Below are records. Copy every line with "Jérôme" in it.

__Available records__
******

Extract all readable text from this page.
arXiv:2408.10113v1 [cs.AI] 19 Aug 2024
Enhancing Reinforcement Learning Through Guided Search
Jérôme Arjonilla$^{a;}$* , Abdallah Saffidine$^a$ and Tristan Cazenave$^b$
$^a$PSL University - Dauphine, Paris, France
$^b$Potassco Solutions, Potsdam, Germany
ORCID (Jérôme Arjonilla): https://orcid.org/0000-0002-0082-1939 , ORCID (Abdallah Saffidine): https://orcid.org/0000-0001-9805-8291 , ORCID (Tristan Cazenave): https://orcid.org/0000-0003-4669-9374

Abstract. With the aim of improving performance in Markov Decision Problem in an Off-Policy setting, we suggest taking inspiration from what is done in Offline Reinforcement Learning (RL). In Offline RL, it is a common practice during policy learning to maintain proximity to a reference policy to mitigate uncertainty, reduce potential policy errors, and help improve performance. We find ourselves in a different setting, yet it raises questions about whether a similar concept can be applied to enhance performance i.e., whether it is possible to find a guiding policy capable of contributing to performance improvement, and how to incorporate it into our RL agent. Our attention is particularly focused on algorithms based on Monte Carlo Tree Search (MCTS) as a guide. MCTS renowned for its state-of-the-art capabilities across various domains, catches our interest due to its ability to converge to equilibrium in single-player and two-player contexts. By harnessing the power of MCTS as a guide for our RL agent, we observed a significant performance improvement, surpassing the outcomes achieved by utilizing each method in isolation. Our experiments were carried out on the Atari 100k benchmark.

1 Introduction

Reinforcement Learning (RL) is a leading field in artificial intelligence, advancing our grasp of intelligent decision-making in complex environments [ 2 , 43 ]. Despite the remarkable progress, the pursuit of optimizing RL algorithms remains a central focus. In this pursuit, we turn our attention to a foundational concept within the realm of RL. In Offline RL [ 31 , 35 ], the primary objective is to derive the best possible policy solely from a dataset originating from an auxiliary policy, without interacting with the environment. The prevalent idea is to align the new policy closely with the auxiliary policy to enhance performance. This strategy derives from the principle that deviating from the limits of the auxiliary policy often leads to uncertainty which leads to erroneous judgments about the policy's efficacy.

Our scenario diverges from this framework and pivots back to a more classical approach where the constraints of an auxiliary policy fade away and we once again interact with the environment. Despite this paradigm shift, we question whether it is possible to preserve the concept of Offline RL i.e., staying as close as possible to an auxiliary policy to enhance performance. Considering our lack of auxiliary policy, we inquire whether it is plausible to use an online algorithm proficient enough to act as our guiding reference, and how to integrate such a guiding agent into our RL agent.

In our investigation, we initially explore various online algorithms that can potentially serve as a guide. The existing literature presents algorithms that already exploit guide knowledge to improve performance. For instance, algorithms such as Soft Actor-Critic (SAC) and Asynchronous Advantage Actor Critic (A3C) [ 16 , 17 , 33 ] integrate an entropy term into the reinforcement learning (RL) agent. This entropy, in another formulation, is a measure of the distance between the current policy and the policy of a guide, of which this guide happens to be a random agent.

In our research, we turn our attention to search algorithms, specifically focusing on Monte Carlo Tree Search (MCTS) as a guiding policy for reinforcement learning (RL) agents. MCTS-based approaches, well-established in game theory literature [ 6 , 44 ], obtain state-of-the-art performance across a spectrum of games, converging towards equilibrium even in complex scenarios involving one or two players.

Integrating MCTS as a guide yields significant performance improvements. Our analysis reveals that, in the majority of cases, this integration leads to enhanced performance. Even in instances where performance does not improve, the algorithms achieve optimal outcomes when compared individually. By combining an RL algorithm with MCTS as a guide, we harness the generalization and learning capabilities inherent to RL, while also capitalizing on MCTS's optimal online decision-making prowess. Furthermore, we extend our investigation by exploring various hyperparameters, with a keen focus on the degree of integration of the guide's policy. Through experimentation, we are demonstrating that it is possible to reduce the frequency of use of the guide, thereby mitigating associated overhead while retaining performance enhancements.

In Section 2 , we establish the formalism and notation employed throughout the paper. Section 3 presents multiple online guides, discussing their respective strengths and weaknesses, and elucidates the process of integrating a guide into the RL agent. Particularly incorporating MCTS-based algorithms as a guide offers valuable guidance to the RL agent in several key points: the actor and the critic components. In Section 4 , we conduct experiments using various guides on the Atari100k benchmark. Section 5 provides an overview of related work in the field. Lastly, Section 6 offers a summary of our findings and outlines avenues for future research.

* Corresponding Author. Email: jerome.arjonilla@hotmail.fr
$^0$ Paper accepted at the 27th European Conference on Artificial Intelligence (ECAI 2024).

******

__Result for this task__
Jérôme Arjonilla$^{a;}$* , Abdallah Saffidine$^a$ and Tristan Cazenave$^b$
ORCID (Jérôme Arjonilla): https://orcid.org/0000-0002-0082-1939 , ORCID (Abdallah Saffidine): https://orcid.org/0000-0001-9805-8291 , ORCID (Tristan Cazenave): https://orcid.org/0000-0003-4669-9374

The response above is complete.